What is needed:
Pick out all lines of the entries that include the word "evaluation" and copy them.

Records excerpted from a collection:
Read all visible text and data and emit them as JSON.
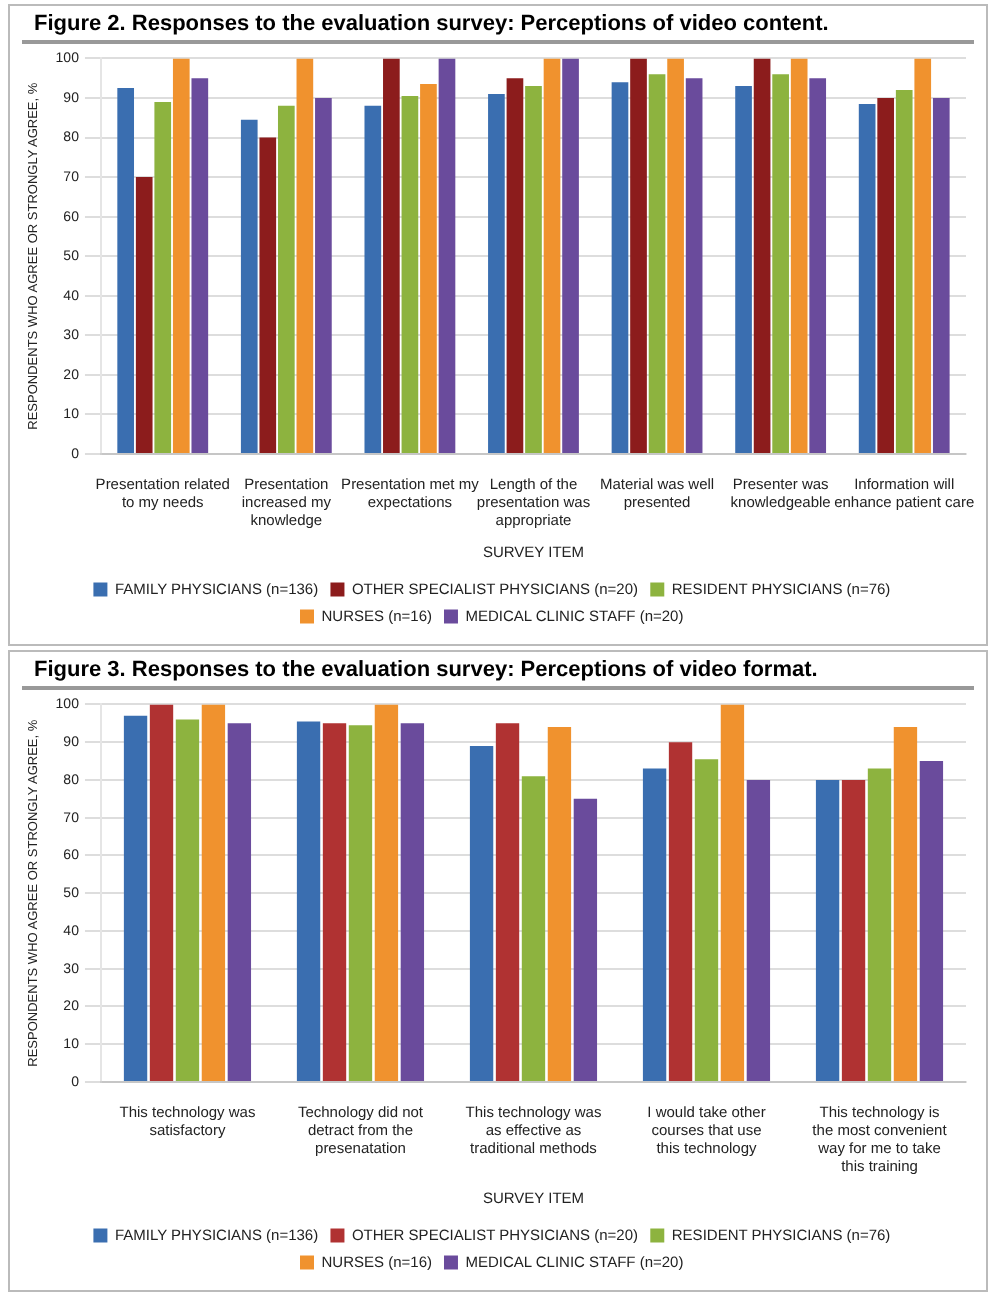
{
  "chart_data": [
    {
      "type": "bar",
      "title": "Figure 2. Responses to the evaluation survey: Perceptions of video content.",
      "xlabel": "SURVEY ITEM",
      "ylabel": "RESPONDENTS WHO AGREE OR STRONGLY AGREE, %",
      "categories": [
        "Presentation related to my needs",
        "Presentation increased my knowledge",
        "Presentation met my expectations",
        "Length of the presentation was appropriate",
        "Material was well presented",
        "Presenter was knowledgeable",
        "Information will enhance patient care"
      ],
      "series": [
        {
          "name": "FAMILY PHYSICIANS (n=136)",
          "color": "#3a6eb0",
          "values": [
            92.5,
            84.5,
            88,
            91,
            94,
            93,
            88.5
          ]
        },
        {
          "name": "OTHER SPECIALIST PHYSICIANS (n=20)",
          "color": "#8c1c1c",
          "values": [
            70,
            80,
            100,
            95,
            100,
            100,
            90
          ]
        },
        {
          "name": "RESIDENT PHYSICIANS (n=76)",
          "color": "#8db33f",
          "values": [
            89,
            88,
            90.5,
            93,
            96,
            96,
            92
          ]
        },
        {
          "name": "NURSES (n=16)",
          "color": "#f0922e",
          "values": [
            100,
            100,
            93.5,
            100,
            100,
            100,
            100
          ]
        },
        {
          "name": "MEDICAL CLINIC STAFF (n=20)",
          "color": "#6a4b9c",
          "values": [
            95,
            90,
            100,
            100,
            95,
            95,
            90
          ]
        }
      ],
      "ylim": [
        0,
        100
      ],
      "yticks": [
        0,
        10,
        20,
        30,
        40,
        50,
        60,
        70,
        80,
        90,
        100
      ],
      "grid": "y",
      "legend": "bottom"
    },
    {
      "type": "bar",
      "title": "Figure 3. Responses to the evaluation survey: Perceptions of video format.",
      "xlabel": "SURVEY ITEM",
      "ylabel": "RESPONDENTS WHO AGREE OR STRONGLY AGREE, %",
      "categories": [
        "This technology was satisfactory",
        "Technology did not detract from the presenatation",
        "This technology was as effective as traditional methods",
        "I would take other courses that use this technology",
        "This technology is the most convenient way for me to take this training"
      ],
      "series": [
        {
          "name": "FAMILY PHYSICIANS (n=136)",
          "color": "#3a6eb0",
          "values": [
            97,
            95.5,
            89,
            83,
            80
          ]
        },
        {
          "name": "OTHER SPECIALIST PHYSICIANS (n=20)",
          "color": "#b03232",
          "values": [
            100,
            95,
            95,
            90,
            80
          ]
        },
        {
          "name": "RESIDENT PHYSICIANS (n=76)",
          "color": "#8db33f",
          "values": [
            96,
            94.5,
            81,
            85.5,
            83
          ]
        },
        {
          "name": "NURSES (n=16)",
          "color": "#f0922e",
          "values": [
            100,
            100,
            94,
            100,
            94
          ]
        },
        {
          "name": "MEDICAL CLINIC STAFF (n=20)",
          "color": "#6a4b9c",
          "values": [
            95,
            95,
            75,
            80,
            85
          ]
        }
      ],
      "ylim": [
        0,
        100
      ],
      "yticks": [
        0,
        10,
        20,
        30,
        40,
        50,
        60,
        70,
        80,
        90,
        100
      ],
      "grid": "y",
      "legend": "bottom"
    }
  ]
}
--
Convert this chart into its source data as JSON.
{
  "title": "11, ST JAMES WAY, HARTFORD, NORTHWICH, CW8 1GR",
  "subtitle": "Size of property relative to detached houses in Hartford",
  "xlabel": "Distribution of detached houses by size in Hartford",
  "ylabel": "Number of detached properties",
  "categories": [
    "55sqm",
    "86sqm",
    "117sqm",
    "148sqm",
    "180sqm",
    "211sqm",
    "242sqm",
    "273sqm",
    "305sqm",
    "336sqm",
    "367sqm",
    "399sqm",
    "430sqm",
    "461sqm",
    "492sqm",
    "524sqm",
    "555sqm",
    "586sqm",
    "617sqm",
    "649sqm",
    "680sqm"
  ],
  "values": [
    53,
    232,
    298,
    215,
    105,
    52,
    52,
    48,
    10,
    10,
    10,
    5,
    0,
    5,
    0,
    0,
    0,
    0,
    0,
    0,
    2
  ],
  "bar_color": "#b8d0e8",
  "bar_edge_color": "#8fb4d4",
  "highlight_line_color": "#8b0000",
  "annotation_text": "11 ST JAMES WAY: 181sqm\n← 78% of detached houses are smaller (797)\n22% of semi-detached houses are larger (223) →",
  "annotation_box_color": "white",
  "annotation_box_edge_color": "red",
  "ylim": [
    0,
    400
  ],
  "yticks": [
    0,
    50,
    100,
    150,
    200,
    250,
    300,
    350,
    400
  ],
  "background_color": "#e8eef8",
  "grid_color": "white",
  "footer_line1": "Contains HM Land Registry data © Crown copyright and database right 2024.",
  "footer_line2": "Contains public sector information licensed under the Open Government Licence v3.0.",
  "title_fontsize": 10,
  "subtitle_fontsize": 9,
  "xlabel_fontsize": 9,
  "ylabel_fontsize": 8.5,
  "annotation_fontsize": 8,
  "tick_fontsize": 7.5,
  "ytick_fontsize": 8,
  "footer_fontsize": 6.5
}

Response:
      "title": "Figure 2. Responses to the evaluation survey: Perceptions of video content.",
      "title": "Figure 3. Responses to the evaluation survey: Perceptions of video format.",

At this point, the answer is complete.